**WHAT THE EXERCISE ASKS**
Reproduce every record below exactly as written, but leave out any pictures.

begin

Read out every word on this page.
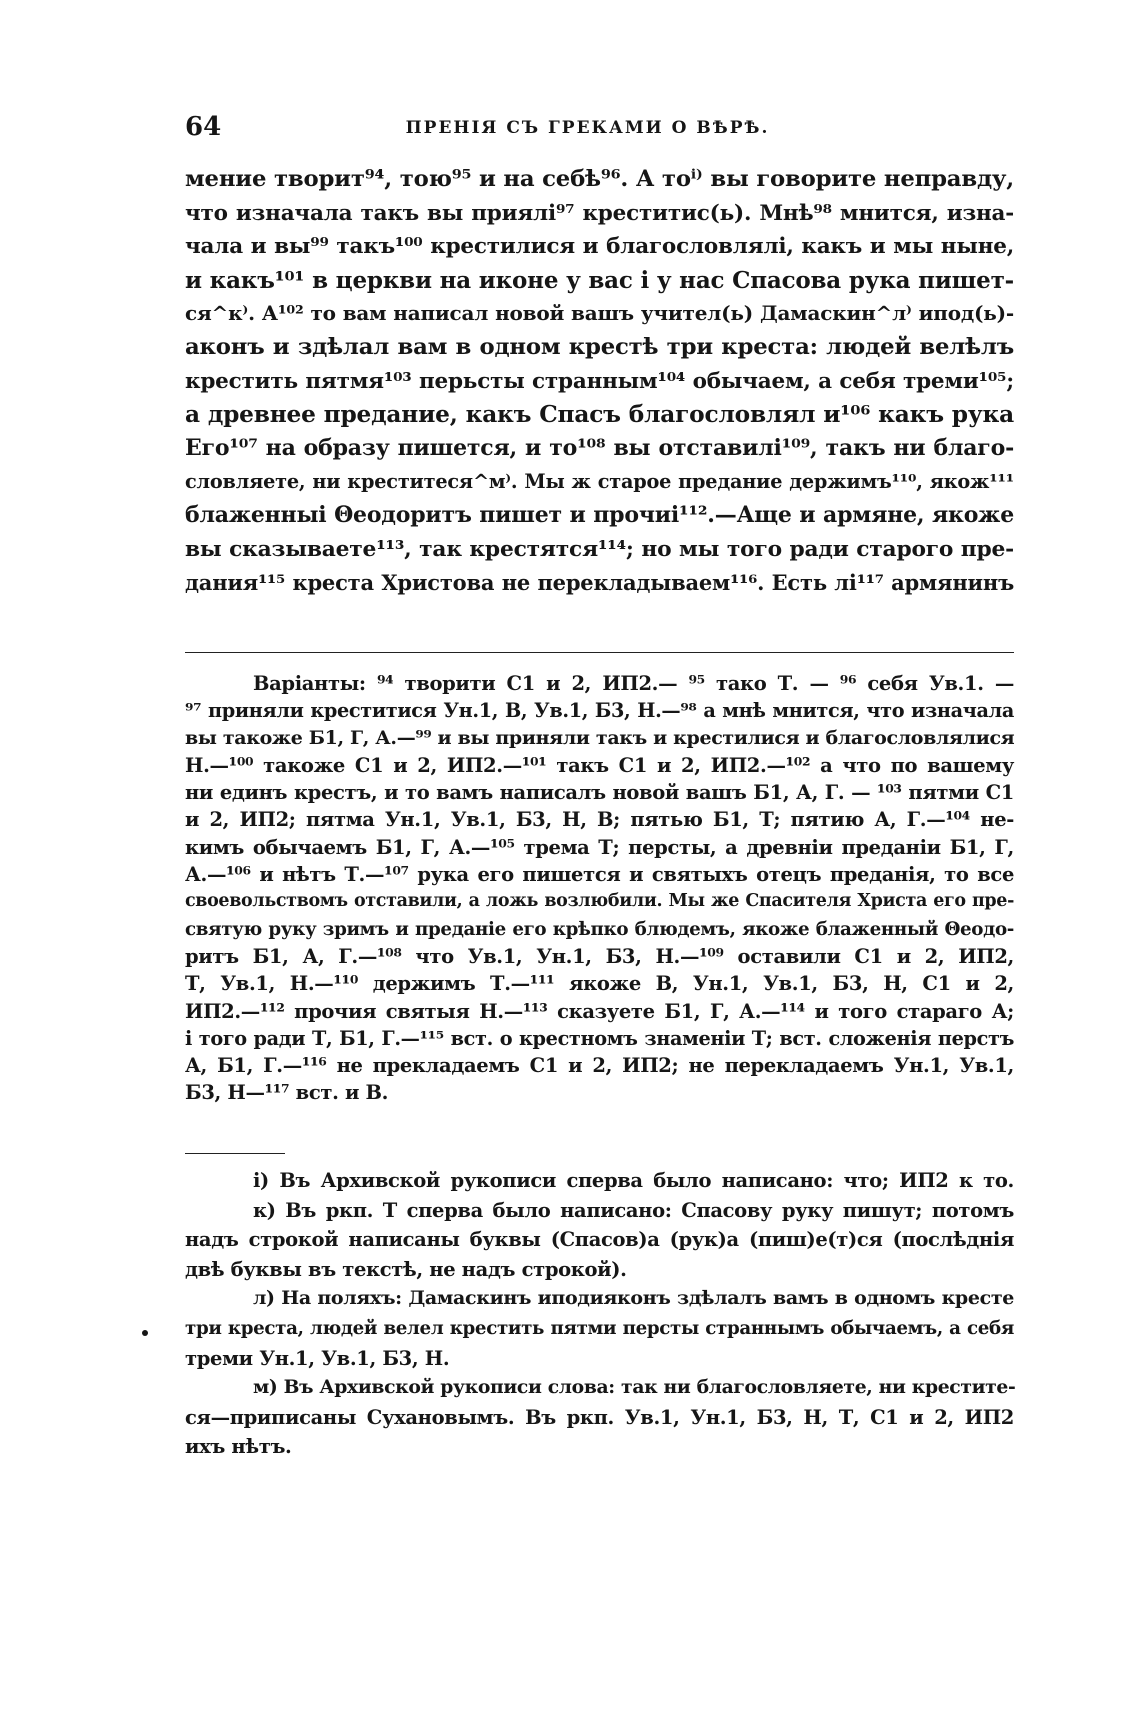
64	ПРЕНІЯ СЪ ГРЕКАМИ О ВѢРѢ.
мение творит⁹⁴, тою⁹⁵ и на себѣ⁹⁶. А тоⁱ⁾ вы говорите неправду,
что изначала такъ вы приялі⁹⁷ креститис(ь). Мнѣ⁹⁸ мнится, изна-
чала и вы⁹⁹ такъ¹⁰⁰ крестилися и благословлялі, какъ и мы ныне,
и какъ¹⁰¹ в церкви на иконе у вас і у нас Спасова рука пишет-
ся^к⁾. А¹⁰² то вам написал новой вашъ учител(ь) Дамаскин^л⁾ ипод(ь)-
аконъ и здѣлал вам в одном крестѣ три креста: людей велѣлъ
крестить пятмя¹⁰³ перьсты странным¹⁰⁴ обычаем, а себя треми¹⁰⁵;
а древнее предание, какъ Спасъ благословлял и¹⁰⁶ какъ рука
Его¹⁰⁷ на образу пишется, и то¹⁰⁸ вы отставилі¹⁰⁹, такъ ни благо-
словляете, ни креститеся^м⁾. Мы ж старое предание держимъ¹¹⁰, якож¹¹¹
блаженныі Θеодоритъ пишет и прочиі¹¹².—Аще и армяне, якоже
вы сказываете¹¹³, так крестятся¹¹⁴; но мы того ради старого пре-
дания¹¹⁵ креста Христова не перекладываем¹¹⁶. Есть лі¹¹⁷ армянинъ
Варіанты: ⁹⁴ творити С1 и 2, ИП2.— ⁹⁵ тако Т. — ⁹⁶ себя Ув.1. —
⁹⁷ приняли креститися Ун.1, В, Ув.1, Б3, Н.—⁹⁸ а мнѣ мнится, что изначала
вы такоже Б1, Г, А.—⁹⁹ и вы приняли такъ и крестилися и благословлялися
Н.—¹⁰⁰ такоже С1 и 2, ИП2.—¹⁰¹ такъ С1 и 2, ИП2.—¹⁰² а что по вашему
ни единъ крестъ, и то вамъ написалъ новой вашъ Б1, А, Г. — ¹⁰³ пятми С1
и 2, ИП2; пятма Ун.1, Ув.1, Б3, Н, В; пятью Б1, Т; пятию А, Г.—¹⁰⁴ не-
кимъ обычаемъ Б1, Г, А.—¹⁰⁵ трема Т; персты, а древніи преданіи Б1, Г,
А.—¹⁰⁶ и нѣтъ Т.—¹⁰⁷ рука его пишется и святыхъ отецъ преданія, то все
своевольствомъ отставили, а ложь возлюбили. Мы же Спасителя Христа его пре-
святую руку зримъ и преданіе его крѣпко блюдемъ, якоже блаженный Θеодо-
ритъ Б1, А, Г.—¹⁰⁸ что Ув.1, Ун.1, Б3, Н.—¹⁰⁹ оставили С1 и 2, ИП2,
Т, Ув.1, Н.—¹¹⁰ держимъ Т.—¹¹¹ якоже В, Ун.1, Ув.1, Б3, Н, С1 и 2,
ИП2.—¹¹² прочия святыя Н.—¹¹³ сказуете Б1, Г, А.—¹¹⁴ и того стараго А;
і того ради Т, Б1, Г.—¹¹⁵ вст. о крестномъ знаменіи Т; вст. сложенія перстъ
А, Б1, Г.—¹¹⁶ не прекладаемъ С1 и 2, ИП2; не перекладаемъ Ун.1, Ув.1,
Б3, Н—¹¹⁷ вст. и В.
і) Въ Архивской рукописи сперва было написано: что; ИП2 к то.
к) Въ ркп. Т сперва было написано: Спасову руку пишут; потомъ
надъ строкой написаны буквы (Спасов)а (рук)а (пиш)е(т)ся (послѣднія
двѣ буквы въ текстѣ, не надъ строкой).
л) На поляхъ: Дамаскинъ иподияконъ здѣлалъ вамъ в одномъ кресте
три креста, людей велел крестить пятми персты страннымъ обычаемъ, а себя
треми Ун.1, Ув.1, Б3, Н.
м) Въ Архивской рукописи слова: так ни благословляете, ни крестите-
ся—приписаны Сухановымъ. Въ ркп. Ув.1, Ун.1, Б3, Н, Т, С1 и 2, ИП2
ихъ нѣтъ.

end

**TASK OUTPUT**
Read out every word on this page.
64	ПРЕНІЯ СЪ ГРЕКАМИ О ВѢРѢ.
мение творит⁹⁴, тою⁹⁵ и на себѣ⁹⁶. А тоⁱ⁾ вы говорите неправду,
что изначала такъ вы приялі⁹⁷ креститис(ь). Мнѣ⁹⁸ мнится, изна-
чала и вы⁹⁹ такъ¹⁰⁰ крестилися и благословлялі, какъ и мы ныне,
и какъ¹⁰¹ в церкви на иконе у вас і у нас Спасова рука пишет-
ся^к⁾. А¹⁰² то вам написал новой вашъ учител(ь) Дамаскин^л⁾ ипод(ь)-
аконъ и здѣлал вам в одном крестѣ три креста: людей велѣлъ
крестить пятмя¹⁰³ перьсты странным¹⁰⁴ обычаем, а себя треми¹⁰⁵;
а древнее предание, какъ Спасъ благословлял и¹⁰⁶ какъ рука
Его¹⁰⁷ на образу пишется, и то¹⁰⁸ вы отставилі¹⁰⁹, такъ ни благо-
словляете, ни креститеся^м⁾. Мы ж старое предание держимъ¹¹⁰, якож¹¹¹
блаженныі Θеодоритъ пишет и прочиі¹¹².—Аще и армяне, якоже
вы сказываете¹¹³, так крестятся¹¹⁴; но мы того ради старого пре-
дания¹¹⁵ креста Христова не перекладываем¹¹⁶. Есть лі¹¹⁷ армянинъ
Варіанты: ⁹⁴ творити С1 и 2, ИП2.— ⁹⁵ тако Т. — ⁹⁶ себя Ув.1. —
⁹⁷ приняли креститися Ун.1, В, Ув.1, Б3, Н.—⁹⁸ а мнѣ мнится, что изначала
вы такоже Б1, Г, А.—⁹⁹ и вы приняли такъ и крестилися и благословлялися
Н.—¹⁰⁰ такоже С1 и 2, ИП2.—¹⁰¹ такъ С1 и 2, ИП2.—¹⁰² а что по вашему
ни единъ крестъ, и то вамъ написалъ новой вашъ Б1, А, Г. — ¹⁰³ пятми С1
и 2, ИП2; пятма Ун.1, Ув.1, Б3, Н, В; пятью Б1, Т; пятию А, Г.—¹⁰⁴ не-
кимъ обычаемъ Б1, Г, А.—¹⁰⁵ трема Т; персты, а древніи преданіи Б1, Г,
А.—¹⁰⁶ и нѣтъ Т.—¹⁰⁷ рука его пишется и святыхъ отецъ преданія, то все
своевольствомъ отставили, а ложь возлюбили. Мы же Спасителя Христа его пре-
святую руку зримъ и преданіе его крѣпко блюдемъ, якоже блаженный Θеодо-
ритъ Б1, А, Г.—¹⁰⁸ что Ув.1, Ун.1, Б3, Н.—¹⁰⁹ оставили С1 и 2, ИП2,
Т, Ув.1, Н.—¹¹⁰ держимъ Т.—¹¹¹ якоже В, Ун.1, Ув.1, Б3, Н, С1 и 2,
ИП2.—¹¹² прочия святыя Н.—¹¹³ сказуете Б1, Г, А.—¹¹⁴ и того стараго А;
і того ради Т, Б1, Г.—¹¹⁵ вст. о крестномъ знаменіи Т; вст. сложенія перстъ
А, Б1, Г.—¹¹⁶ не прекладаемъ С1 и 2, ИП2; не перекладаемъ Ун.1, Ув.1,
Б3, Н—¹¹⁷ вст. и В.
і) Въ Архивской рукописи сперва было написано: что; ИП2 к то.
к) Въ ркп. Т сперва было написано: Спасову руку пишут; потомъ
надъ строкой написаны буквы (Спасов)а (рук)а (пиш)е(т)ся (послѣднія
двѣ буквы въ текстѣ, не надъ строкой).
л) На поляхъ: Дамаскинъ иподияконъ здѣлалъ вамъ в одномъ кресте
три креста, людей велел крестить пятми персты страннымъ обычаемъ, а себя
треми Ун.1, Ув.1, Б3, Н.
м) Въ Архивской рукописи слова: так ни благословляете, ни крестите-
ся—приписаны Сухановымъ. Въ ркп. Ув.1, Ун.1, Б3, Н, Т, С1 и 2, ИП2
ихъ нѣтъ.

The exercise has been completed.